**ENTRIES PROVIDED**

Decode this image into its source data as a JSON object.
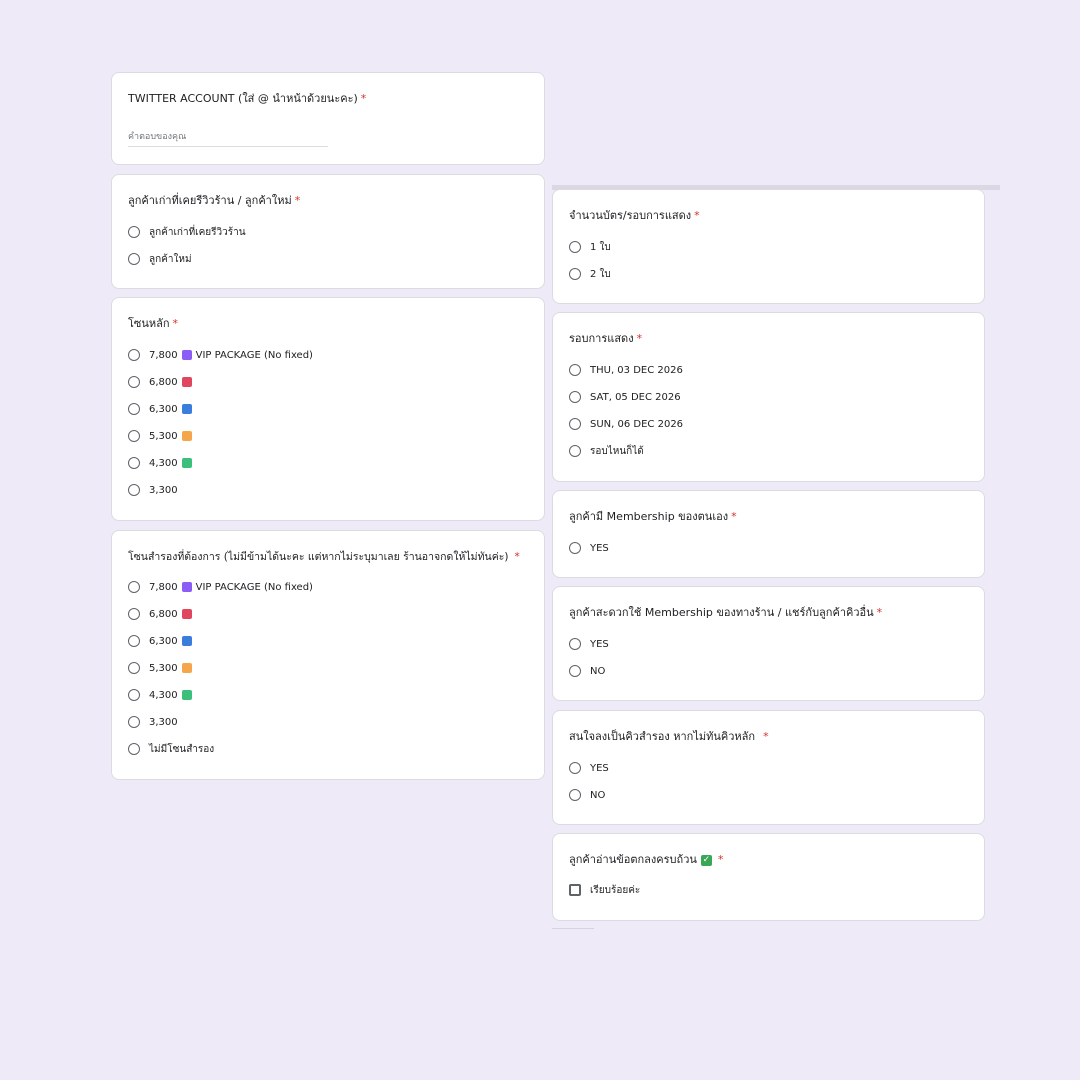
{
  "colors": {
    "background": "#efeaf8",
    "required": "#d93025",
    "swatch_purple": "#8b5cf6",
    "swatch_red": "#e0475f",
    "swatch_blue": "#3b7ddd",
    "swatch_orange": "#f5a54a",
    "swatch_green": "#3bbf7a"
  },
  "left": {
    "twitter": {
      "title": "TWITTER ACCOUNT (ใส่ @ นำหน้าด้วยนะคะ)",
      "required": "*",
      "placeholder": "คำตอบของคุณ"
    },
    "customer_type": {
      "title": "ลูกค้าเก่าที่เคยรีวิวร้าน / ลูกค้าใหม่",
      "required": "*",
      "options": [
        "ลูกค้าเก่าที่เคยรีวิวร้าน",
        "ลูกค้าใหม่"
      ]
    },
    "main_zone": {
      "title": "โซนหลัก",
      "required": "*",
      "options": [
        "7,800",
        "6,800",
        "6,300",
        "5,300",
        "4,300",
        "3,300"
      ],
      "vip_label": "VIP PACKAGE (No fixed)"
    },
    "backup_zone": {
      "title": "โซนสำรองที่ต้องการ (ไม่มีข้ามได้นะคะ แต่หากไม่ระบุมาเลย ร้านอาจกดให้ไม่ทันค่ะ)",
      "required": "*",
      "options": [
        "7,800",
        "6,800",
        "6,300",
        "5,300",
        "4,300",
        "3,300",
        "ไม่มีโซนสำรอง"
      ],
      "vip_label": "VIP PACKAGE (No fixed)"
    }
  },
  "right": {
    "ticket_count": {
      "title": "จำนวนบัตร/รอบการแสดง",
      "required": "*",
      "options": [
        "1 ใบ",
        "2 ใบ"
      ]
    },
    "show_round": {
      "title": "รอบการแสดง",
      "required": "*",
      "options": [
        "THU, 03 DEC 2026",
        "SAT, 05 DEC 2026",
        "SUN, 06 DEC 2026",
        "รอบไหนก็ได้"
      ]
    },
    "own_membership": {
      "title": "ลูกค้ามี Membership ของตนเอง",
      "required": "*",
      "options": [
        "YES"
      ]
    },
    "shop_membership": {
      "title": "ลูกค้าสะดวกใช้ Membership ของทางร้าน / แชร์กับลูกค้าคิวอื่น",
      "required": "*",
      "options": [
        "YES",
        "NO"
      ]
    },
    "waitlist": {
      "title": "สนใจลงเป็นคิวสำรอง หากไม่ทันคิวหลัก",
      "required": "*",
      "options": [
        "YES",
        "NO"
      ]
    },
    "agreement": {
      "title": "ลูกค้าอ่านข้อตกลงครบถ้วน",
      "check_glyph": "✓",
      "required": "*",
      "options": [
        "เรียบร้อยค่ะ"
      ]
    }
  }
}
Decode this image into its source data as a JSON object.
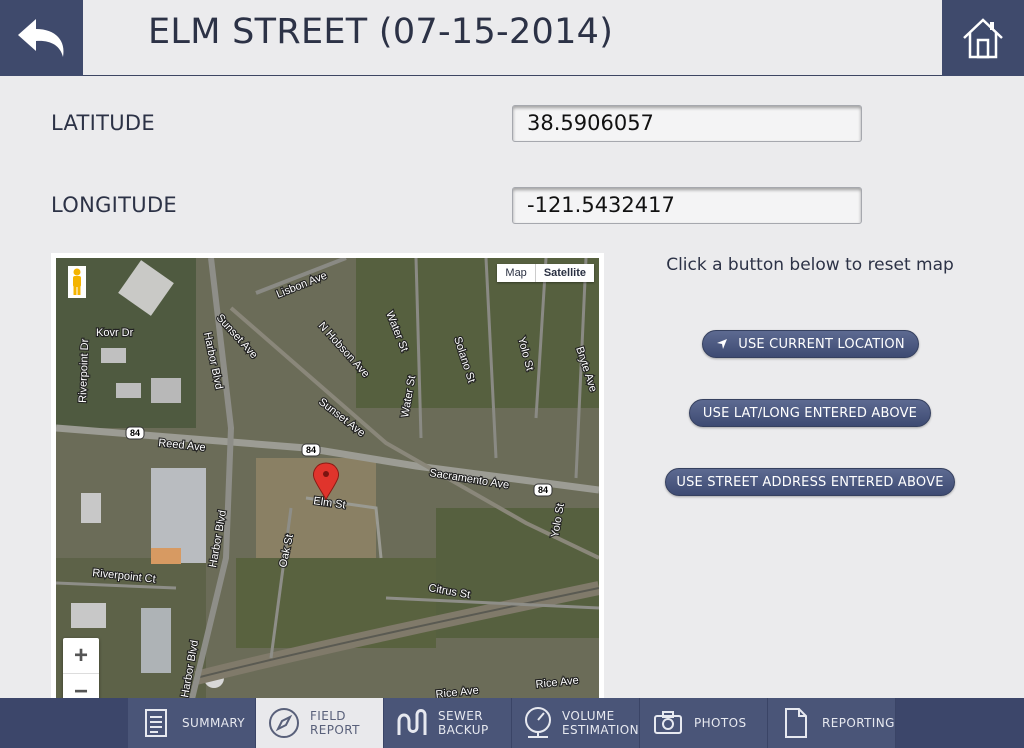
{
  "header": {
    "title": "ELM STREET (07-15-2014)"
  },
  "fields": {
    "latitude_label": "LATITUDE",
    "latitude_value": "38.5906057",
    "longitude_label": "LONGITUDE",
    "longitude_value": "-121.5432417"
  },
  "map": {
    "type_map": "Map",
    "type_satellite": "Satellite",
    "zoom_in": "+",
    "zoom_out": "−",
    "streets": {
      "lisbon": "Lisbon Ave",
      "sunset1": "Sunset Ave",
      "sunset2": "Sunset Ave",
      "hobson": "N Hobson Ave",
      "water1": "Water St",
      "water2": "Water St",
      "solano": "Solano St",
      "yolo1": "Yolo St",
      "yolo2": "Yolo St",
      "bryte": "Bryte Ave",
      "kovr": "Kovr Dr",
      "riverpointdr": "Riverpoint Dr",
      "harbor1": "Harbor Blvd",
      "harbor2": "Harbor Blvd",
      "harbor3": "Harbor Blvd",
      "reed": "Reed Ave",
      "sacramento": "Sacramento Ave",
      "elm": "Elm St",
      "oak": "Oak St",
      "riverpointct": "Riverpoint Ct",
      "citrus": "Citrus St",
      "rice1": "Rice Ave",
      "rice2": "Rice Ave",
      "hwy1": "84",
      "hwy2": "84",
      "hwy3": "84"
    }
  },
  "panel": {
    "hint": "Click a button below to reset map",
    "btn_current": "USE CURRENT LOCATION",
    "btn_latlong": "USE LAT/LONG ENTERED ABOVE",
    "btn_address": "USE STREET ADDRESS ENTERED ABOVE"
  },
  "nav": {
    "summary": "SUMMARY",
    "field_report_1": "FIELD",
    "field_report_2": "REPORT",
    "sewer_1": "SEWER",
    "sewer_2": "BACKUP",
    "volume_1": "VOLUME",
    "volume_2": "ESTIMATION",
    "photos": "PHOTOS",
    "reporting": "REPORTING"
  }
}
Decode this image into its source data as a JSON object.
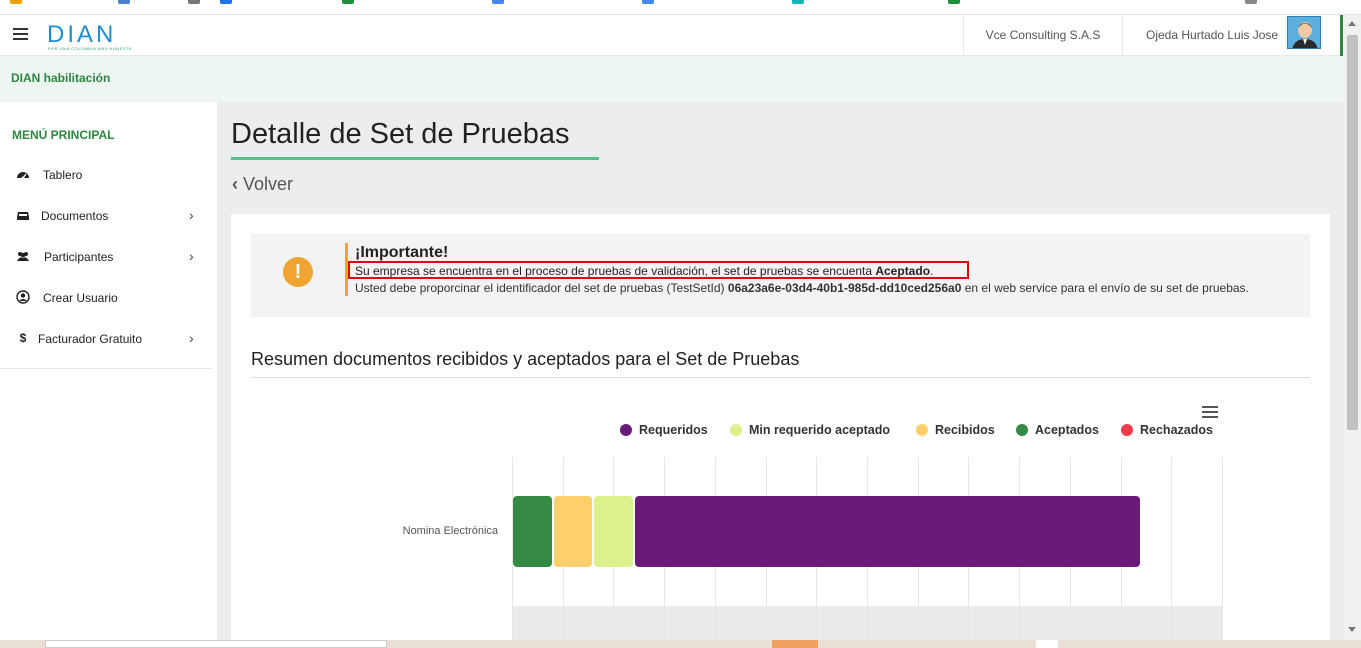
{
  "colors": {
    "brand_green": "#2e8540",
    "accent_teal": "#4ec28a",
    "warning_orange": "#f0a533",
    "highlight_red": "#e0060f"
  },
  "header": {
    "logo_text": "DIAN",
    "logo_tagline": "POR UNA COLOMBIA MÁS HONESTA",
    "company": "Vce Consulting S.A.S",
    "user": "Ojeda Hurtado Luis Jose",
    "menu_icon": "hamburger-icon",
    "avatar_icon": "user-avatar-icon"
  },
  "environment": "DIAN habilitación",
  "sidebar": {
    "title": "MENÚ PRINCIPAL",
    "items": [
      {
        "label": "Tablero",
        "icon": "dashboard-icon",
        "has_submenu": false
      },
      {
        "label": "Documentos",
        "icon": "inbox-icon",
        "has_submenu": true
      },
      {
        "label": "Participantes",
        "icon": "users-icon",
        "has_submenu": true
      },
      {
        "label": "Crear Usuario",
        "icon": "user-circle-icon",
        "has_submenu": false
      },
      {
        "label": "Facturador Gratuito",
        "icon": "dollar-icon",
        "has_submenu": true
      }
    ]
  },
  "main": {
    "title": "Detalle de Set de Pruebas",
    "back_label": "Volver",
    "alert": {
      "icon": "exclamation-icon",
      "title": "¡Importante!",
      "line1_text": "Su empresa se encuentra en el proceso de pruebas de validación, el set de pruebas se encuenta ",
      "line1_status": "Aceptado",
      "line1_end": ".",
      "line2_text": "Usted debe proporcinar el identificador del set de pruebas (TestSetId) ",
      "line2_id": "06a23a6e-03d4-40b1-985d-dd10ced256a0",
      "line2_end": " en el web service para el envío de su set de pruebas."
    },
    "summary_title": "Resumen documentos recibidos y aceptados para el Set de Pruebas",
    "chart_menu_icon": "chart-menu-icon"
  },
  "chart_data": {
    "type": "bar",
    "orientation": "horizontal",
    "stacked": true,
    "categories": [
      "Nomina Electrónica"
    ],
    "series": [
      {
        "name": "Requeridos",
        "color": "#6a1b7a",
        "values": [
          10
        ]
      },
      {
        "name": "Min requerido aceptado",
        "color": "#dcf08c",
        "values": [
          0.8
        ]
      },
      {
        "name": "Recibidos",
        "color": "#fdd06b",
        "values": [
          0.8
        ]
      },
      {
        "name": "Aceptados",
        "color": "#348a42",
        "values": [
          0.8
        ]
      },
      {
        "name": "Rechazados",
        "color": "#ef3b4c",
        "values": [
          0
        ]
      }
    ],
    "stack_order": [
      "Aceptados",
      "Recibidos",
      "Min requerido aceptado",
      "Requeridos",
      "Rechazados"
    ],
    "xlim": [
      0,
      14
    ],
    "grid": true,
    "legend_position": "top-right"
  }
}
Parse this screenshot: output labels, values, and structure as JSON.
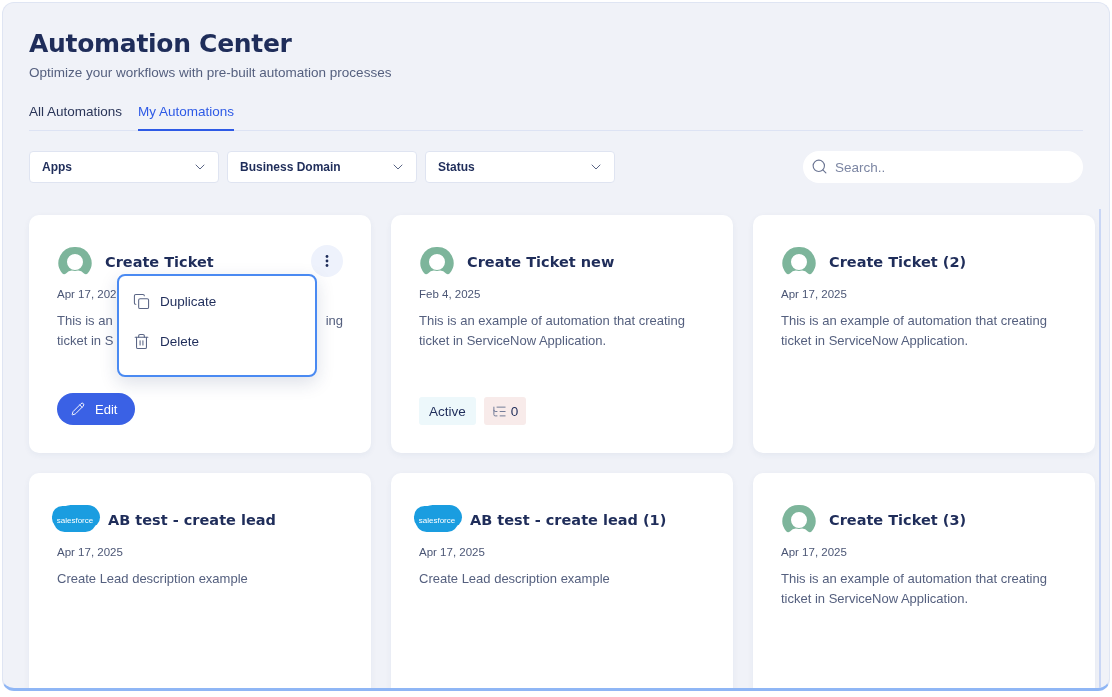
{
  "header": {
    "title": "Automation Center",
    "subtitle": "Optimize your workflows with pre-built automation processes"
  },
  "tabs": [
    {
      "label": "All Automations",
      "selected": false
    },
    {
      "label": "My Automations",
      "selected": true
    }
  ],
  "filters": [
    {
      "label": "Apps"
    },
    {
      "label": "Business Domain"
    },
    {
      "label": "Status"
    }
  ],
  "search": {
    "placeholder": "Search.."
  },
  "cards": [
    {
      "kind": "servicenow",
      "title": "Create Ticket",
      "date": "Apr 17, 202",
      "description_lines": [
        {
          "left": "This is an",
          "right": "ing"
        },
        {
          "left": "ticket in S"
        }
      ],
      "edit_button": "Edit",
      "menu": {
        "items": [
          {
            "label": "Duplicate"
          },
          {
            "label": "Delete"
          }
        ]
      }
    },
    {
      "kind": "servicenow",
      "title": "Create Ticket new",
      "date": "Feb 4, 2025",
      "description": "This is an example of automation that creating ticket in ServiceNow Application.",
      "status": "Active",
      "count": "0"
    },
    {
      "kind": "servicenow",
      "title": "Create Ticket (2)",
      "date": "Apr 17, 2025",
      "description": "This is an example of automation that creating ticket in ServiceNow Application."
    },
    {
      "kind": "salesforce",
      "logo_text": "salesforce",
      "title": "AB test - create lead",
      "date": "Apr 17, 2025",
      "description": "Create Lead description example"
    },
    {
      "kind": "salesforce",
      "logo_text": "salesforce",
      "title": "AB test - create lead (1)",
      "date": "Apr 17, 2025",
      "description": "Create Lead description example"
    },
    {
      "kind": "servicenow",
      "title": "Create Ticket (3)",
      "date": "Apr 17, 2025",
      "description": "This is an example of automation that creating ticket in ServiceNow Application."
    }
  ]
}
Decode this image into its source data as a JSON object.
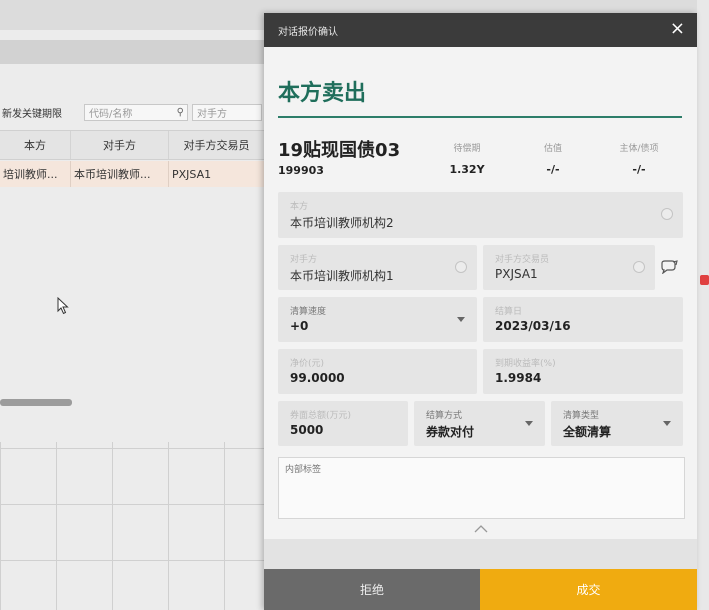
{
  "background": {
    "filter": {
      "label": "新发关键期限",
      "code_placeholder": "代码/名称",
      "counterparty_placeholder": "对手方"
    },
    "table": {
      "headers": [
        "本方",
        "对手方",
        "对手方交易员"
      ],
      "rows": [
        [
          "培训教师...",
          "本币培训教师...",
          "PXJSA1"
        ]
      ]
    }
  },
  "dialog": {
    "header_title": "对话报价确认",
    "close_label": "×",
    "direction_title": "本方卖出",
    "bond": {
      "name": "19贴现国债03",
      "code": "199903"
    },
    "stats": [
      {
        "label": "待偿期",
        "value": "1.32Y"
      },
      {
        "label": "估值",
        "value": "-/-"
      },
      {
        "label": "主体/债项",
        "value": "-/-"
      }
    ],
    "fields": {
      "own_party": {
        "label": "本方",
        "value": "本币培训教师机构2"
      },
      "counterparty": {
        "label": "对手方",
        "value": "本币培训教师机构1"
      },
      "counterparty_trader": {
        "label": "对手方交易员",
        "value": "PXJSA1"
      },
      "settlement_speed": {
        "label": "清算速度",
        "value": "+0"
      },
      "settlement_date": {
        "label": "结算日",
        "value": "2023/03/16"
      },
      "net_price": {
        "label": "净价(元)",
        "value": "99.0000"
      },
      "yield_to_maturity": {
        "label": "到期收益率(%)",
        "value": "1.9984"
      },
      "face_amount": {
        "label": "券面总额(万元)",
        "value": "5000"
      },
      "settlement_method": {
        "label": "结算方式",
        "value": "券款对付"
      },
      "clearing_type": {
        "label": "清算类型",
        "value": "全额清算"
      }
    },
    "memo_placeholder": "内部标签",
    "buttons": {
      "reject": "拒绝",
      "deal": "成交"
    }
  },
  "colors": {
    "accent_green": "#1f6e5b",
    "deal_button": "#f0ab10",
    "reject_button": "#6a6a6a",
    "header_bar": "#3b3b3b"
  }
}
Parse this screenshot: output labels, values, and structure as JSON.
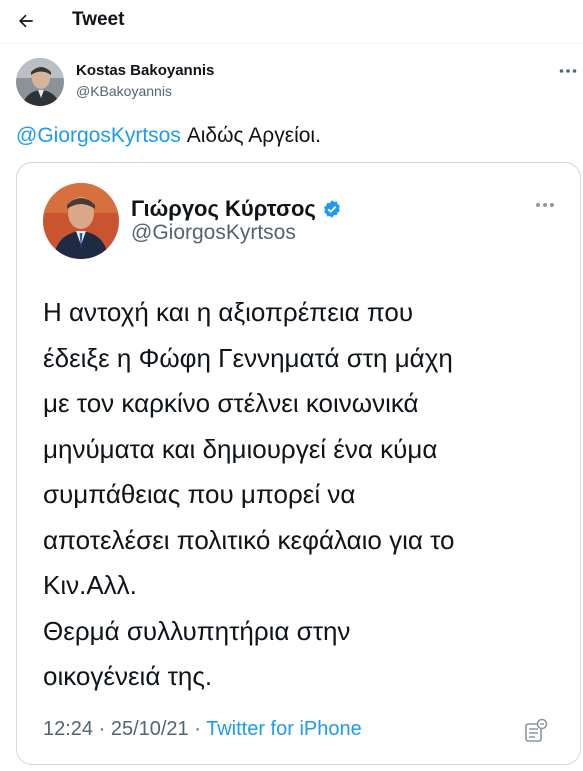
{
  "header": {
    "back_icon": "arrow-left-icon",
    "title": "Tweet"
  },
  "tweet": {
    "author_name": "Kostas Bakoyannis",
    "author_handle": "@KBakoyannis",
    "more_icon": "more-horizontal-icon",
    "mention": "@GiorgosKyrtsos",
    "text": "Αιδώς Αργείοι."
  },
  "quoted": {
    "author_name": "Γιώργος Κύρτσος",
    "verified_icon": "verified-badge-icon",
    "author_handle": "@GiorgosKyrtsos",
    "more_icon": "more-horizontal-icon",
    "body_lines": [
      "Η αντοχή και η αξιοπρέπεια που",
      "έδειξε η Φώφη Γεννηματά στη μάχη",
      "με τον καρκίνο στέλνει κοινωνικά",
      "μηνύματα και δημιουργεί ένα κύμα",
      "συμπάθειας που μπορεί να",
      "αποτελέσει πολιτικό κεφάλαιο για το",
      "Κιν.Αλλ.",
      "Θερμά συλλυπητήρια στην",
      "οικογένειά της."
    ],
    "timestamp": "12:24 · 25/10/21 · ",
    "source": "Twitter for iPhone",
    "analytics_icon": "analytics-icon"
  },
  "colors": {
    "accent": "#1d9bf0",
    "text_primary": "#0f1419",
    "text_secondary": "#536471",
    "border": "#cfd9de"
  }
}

**TO BE DONE**
Which lines hold the string "าใหม"? Copy all of them from the data above.

**WORKED SOLUTION**
      "title": "ลูกค้าเก่าที่เคยรีวิวร้าน / ลูกค้าใหม่",
        "ลูกค้าใหม่"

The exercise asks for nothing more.